### EXERCISE
If a line in the entries includes "GenomeManager", show that line.

(DATA FOR PROCESSING begins)

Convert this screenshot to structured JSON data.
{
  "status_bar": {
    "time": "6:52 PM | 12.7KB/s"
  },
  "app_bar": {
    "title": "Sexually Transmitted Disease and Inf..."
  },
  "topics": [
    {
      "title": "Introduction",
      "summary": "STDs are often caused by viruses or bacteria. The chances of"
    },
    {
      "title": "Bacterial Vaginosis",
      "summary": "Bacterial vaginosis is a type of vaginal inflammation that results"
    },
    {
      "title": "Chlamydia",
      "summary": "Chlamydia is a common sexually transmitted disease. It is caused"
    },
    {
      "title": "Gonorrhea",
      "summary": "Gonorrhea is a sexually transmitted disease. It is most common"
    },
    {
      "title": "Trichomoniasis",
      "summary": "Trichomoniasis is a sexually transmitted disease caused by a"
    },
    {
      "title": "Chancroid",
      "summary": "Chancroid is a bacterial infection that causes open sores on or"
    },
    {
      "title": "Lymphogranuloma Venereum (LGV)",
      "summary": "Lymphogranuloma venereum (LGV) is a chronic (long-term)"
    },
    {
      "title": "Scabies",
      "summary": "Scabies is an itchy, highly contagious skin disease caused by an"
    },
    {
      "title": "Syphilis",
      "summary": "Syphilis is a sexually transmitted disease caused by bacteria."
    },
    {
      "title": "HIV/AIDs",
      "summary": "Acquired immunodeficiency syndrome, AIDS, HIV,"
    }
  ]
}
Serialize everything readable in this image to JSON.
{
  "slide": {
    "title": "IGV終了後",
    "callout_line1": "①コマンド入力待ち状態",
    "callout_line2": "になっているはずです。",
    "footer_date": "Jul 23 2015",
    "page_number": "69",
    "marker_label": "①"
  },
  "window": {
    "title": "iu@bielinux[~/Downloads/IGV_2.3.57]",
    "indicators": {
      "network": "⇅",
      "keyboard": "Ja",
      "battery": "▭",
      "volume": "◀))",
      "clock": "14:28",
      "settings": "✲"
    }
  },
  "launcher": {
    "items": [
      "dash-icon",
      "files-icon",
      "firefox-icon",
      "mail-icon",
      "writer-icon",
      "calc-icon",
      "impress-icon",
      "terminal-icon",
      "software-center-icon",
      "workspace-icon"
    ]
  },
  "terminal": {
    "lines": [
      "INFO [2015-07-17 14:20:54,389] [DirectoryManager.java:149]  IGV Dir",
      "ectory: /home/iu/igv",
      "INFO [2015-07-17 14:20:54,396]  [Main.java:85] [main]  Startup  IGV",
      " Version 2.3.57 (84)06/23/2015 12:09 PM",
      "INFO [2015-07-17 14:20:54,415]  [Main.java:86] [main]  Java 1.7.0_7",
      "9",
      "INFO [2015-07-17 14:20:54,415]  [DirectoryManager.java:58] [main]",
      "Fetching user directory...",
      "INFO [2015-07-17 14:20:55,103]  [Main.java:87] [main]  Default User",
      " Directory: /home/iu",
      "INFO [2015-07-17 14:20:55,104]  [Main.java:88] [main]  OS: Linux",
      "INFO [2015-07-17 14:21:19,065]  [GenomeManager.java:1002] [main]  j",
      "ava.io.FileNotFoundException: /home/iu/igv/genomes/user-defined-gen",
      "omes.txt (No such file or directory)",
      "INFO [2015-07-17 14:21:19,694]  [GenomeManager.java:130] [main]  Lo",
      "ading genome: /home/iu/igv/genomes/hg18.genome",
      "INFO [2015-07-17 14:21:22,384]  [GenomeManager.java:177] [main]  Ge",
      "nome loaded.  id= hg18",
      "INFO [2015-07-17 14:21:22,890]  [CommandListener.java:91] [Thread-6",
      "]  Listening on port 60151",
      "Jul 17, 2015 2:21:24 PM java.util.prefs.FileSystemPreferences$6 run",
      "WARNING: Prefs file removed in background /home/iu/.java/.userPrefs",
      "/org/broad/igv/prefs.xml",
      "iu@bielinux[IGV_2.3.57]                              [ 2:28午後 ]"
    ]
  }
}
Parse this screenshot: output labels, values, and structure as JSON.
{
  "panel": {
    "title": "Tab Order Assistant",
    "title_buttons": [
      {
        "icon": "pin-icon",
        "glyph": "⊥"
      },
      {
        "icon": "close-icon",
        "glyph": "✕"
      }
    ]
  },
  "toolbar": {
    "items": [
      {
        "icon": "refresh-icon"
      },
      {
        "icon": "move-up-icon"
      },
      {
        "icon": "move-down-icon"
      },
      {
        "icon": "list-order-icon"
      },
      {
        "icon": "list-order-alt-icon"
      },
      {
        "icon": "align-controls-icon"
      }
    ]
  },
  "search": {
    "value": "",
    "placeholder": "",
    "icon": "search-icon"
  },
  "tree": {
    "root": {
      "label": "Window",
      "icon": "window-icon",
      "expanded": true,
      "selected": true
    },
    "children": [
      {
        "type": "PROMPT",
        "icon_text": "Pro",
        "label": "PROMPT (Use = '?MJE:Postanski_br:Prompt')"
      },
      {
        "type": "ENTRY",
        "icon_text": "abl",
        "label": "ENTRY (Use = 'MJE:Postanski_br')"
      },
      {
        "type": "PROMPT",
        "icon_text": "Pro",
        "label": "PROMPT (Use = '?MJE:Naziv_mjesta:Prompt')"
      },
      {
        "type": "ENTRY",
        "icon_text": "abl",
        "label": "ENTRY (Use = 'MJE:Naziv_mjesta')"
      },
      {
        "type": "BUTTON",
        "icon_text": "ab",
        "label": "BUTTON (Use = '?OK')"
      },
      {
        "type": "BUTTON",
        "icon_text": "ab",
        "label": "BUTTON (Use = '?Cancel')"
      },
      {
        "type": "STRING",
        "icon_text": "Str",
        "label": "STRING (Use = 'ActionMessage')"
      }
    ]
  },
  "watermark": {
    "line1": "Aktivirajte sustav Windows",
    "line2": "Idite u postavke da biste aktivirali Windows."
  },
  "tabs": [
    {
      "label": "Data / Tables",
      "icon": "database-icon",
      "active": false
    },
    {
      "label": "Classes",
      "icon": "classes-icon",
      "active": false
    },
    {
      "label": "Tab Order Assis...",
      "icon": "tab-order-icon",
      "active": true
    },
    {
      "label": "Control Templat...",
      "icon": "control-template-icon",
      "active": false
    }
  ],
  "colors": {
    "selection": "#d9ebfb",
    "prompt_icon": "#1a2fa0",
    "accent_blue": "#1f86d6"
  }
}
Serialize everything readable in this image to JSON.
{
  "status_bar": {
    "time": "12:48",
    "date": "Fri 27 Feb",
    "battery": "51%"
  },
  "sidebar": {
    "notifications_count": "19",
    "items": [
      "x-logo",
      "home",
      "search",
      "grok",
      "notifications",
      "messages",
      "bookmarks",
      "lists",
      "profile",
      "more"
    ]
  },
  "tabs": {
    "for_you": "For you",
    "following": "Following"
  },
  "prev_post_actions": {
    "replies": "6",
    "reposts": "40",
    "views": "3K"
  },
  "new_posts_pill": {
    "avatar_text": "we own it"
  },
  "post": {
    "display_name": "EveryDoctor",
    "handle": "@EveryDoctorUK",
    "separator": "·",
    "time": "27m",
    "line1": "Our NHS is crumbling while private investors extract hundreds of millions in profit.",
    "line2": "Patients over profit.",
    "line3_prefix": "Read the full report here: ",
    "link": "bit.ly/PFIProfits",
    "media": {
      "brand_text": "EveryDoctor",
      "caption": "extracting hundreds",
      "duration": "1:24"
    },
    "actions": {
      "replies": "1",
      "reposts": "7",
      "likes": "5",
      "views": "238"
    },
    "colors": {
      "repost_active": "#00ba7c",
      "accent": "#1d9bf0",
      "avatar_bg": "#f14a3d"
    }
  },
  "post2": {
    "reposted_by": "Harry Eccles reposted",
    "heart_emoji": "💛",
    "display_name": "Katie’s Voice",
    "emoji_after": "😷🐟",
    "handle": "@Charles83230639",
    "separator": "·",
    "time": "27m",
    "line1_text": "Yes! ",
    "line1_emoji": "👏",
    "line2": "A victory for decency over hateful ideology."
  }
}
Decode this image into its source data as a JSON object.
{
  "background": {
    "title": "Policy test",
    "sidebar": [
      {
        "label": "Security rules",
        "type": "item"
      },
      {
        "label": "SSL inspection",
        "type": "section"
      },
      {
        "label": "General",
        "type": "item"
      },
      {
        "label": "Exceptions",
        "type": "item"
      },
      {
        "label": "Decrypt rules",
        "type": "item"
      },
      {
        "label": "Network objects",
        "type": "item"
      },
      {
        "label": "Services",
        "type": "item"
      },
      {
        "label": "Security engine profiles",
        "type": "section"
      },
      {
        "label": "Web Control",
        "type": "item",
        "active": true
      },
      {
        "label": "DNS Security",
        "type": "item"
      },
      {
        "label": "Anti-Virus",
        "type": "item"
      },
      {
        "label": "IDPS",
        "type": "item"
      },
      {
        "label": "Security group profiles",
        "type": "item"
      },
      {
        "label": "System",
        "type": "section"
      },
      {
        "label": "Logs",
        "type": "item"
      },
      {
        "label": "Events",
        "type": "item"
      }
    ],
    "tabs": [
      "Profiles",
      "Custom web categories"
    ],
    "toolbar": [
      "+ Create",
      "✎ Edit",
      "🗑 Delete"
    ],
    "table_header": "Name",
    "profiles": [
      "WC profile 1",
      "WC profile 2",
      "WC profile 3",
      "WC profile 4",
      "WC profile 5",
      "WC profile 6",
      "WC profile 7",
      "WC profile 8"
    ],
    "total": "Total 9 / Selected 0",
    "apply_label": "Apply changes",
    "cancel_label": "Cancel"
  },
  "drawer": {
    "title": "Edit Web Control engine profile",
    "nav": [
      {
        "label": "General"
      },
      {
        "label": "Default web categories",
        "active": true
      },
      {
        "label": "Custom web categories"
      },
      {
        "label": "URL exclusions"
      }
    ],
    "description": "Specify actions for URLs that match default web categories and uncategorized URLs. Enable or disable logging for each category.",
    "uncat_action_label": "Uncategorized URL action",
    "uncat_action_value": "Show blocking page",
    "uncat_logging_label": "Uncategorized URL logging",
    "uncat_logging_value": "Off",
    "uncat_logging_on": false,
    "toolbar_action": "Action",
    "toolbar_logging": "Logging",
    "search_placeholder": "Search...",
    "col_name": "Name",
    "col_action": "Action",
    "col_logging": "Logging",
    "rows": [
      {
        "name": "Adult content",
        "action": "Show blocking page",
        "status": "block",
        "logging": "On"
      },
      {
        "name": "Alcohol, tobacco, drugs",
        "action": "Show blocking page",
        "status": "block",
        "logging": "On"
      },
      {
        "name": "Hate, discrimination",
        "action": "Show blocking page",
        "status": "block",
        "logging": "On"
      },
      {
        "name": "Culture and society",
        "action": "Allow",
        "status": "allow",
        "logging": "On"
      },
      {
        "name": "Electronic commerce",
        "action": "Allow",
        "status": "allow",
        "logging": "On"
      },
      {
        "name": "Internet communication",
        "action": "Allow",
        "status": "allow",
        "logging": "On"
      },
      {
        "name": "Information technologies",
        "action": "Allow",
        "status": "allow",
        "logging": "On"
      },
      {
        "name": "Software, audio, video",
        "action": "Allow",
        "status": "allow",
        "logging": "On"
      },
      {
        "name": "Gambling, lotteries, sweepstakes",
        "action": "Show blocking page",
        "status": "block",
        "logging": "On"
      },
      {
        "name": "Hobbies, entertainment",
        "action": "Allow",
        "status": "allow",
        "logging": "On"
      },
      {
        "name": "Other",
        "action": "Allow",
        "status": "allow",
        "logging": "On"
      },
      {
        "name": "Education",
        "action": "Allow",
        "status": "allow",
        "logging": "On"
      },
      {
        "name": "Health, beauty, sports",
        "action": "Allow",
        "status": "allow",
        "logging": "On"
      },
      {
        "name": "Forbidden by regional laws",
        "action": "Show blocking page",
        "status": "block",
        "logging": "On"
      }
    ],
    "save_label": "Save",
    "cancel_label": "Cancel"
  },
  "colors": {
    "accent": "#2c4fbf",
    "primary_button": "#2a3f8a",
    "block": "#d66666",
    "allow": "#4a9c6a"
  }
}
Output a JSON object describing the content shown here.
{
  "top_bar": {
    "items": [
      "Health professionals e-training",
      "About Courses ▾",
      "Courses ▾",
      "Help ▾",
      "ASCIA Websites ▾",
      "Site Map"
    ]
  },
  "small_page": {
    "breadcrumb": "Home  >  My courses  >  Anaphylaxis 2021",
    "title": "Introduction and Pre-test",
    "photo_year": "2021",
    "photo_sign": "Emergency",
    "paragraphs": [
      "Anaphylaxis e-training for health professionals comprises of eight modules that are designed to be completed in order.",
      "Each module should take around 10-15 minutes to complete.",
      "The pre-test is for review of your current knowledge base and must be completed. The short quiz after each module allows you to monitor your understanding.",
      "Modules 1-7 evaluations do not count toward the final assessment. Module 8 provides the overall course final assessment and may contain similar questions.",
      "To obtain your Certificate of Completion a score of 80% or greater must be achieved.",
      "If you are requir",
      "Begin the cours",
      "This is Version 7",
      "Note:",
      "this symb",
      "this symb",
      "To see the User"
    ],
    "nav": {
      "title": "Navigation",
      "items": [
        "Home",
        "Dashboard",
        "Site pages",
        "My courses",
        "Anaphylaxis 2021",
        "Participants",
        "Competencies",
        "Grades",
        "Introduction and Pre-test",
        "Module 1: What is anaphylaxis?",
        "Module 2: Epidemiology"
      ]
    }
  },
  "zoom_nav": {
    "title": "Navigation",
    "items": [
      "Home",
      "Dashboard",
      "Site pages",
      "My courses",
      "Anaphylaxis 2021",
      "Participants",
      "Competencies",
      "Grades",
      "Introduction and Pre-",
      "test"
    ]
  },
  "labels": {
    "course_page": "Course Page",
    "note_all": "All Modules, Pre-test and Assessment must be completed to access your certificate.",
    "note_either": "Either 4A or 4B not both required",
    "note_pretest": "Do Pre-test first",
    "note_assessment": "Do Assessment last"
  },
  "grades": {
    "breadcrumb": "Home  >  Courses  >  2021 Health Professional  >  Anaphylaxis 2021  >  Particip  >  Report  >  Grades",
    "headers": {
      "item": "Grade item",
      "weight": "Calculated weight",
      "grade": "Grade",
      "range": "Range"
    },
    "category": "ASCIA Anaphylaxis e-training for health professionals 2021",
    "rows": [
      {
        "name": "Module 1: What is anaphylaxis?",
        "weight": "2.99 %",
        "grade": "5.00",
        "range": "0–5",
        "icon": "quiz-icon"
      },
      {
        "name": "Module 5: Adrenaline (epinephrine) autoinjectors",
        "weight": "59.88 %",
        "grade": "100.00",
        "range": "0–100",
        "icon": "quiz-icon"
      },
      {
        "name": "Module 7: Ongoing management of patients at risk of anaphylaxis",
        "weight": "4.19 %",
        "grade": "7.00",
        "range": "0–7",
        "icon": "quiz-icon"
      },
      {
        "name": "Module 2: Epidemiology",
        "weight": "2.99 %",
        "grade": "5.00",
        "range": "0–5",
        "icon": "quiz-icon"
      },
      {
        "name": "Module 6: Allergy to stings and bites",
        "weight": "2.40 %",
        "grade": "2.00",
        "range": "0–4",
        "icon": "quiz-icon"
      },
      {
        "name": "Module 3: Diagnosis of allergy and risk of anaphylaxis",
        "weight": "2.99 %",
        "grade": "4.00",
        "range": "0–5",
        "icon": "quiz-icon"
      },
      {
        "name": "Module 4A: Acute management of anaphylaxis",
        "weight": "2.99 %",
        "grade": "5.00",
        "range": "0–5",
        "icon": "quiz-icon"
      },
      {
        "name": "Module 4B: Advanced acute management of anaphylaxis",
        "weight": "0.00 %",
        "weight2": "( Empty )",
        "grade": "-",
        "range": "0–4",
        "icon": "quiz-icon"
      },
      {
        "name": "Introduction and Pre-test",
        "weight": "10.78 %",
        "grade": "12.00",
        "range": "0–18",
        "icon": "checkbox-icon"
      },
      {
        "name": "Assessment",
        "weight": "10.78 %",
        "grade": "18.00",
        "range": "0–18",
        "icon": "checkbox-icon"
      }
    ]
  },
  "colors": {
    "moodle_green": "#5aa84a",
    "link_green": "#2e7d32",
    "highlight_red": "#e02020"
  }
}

(DATA FOR PROCESSING ends)

### ANSWER TO THIS TASK
      "INFO [2015-07-17 14:21:19,065]  [GenomeManager.java:1002] [main]  j",
      "INFO [2015-07-17 14:21:19,694]  [GenomeManager.java:130] [main]  Lo",
      "INFO [2015-07-17 14:21:22,384]  [GenomeManager.java:177] [main]  Ge",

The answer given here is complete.